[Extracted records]
*****
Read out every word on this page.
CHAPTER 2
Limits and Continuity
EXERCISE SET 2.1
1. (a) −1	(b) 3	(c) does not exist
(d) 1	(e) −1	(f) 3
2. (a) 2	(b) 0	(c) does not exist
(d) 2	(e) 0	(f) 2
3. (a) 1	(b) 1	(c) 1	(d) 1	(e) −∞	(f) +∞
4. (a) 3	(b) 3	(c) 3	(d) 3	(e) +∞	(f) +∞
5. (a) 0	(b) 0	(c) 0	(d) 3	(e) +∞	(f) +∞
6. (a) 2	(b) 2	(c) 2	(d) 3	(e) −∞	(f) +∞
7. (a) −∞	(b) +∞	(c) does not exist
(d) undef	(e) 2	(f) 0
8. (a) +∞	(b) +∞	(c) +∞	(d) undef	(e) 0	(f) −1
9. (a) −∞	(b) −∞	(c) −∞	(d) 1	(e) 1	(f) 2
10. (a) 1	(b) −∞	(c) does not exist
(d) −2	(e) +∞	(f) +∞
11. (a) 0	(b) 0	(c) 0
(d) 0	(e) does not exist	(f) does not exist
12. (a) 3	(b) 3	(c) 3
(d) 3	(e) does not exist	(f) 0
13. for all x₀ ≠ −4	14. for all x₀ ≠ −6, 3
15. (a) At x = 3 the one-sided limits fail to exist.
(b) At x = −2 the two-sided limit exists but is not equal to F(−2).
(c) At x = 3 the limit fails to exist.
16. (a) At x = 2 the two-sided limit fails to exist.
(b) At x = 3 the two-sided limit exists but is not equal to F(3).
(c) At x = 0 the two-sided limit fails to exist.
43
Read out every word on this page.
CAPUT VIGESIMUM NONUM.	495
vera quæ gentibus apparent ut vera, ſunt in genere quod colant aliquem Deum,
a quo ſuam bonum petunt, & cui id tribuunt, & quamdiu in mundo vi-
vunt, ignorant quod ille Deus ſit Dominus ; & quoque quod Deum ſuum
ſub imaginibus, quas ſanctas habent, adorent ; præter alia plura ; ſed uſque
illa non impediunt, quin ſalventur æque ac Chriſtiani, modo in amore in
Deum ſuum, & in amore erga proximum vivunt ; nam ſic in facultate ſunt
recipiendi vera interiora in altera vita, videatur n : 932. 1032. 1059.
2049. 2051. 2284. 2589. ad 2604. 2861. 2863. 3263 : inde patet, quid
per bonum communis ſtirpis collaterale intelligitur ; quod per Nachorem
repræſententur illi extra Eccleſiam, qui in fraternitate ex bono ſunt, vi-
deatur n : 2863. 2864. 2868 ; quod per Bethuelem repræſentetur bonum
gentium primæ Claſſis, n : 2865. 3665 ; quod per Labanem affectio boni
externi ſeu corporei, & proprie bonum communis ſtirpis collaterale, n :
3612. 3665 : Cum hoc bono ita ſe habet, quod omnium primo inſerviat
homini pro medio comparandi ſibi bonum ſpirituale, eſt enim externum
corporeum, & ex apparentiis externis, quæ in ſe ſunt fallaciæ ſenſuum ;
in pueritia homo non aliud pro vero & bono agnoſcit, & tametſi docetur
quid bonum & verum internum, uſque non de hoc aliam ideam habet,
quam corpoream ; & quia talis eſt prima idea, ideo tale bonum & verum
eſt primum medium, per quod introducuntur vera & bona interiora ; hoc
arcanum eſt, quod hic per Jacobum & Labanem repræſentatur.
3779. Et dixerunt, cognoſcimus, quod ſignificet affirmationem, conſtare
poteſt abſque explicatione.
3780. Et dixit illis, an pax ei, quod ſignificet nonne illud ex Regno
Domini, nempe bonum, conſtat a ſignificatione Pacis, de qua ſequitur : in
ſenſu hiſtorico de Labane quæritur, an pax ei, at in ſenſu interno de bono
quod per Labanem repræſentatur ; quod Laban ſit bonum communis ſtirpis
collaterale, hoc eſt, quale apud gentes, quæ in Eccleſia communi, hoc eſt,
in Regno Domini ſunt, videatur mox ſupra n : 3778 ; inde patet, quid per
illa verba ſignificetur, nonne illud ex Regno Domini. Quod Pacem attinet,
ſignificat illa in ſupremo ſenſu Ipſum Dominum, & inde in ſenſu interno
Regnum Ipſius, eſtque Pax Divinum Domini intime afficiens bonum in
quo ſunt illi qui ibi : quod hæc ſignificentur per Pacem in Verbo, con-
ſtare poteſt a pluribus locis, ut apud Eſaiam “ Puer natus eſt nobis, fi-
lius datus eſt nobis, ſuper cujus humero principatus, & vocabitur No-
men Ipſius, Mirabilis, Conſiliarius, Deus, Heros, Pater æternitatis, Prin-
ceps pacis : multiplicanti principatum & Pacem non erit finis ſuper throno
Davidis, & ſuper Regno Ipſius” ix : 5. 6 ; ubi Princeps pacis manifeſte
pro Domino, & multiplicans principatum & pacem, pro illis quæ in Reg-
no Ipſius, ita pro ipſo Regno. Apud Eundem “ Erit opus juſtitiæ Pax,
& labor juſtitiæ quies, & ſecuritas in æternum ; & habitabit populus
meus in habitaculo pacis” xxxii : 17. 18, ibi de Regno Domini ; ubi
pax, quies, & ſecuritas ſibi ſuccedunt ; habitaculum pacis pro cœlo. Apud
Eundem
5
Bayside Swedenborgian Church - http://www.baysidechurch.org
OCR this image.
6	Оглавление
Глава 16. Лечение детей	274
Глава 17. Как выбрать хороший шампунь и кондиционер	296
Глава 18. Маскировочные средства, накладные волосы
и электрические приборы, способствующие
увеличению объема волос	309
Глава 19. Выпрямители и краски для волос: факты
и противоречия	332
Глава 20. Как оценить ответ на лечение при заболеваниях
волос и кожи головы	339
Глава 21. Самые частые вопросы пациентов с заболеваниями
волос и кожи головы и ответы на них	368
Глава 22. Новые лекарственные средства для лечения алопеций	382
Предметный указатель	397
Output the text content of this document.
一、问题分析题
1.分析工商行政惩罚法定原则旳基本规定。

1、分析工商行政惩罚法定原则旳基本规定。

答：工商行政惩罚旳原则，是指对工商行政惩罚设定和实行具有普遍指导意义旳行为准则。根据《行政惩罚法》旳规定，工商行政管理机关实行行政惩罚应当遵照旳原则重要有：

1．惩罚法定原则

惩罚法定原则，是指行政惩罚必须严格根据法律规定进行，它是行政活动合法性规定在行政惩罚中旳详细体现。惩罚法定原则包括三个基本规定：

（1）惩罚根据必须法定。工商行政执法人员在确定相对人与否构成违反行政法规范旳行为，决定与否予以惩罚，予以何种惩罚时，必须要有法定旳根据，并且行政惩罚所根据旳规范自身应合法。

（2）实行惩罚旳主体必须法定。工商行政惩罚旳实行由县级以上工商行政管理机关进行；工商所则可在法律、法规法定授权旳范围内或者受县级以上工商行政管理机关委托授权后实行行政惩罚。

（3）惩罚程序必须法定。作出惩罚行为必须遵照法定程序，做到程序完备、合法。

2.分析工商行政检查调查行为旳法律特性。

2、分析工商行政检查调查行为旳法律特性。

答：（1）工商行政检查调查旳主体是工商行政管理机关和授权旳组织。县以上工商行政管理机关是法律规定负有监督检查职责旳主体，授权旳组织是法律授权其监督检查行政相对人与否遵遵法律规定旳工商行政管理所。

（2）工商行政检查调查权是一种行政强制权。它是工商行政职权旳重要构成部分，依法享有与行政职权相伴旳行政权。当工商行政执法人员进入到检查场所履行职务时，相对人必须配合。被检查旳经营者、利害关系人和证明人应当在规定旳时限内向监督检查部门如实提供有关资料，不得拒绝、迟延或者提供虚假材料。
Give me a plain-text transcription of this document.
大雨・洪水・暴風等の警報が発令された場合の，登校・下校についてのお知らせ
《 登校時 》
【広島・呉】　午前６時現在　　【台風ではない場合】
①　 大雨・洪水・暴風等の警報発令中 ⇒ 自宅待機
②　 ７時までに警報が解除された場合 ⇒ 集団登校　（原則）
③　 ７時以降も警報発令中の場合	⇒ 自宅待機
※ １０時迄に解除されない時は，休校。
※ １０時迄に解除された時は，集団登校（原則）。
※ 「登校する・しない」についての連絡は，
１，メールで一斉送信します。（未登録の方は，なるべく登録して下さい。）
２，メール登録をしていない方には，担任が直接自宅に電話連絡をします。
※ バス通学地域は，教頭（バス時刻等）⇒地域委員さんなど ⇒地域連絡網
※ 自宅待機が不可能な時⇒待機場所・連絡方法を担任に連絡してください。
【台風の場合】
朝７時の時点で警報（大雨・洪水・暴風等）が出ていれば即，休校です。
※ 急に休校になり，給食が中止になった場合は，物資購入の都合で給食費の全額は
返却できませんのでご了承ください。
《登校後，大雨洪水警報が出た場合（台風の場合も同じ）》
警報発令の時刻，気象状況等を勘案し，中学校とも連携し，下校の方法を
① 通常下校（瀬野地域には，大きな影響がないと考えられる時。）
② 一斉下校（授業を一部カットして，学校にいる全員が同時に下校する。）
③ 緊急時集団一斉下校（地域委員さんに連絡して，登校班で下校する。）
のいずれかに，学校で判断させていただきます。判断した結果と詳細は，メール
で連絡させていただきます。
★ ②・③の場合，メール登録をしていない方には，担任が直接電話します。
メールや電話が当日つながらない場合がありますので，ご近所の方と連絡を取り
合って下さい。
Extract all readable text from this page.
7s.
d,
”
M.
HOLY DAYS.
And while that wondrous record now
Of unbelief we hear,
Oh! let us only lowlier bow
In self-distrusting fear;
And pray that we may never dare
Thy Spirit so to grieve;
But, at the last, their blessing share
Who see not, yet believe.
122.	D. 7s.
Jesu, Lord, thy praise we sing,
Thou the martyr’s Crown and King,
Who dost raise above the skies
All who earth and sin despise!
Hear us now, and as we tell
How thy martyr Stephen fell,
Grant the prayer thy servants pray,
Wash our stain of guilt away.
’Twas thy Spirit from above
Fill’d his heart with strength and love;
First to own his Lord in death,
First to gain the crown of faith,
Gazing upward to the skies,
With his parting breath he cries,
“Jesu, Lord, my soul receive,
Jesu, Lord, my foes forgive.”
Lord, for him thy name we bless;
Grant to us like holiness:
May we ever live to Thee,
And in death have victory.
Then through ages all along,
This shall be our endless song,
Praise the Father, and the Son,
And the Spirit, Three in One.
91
*****
- _Given exercise_
Out of the preceding entries, pull every line containing the string "Domini".

- _In response_
Domini, nempe bonum, conſtat a ſignificatione Pacis, de qua ſequitur : in
in Regno Domini ſunt, videatur mox ſupra n : 3778 ; inde patet, quid per
illa verba ſignificetur, nonne illud ex Regno Domini. Quod Pacem attinet,
Regnum Ipſius, eſtque Pax Divinum Domini intime afficiens bonum in
meus in habitaculo pacis” xxxii : 17. 18, ibi de Regno Domini ; ubi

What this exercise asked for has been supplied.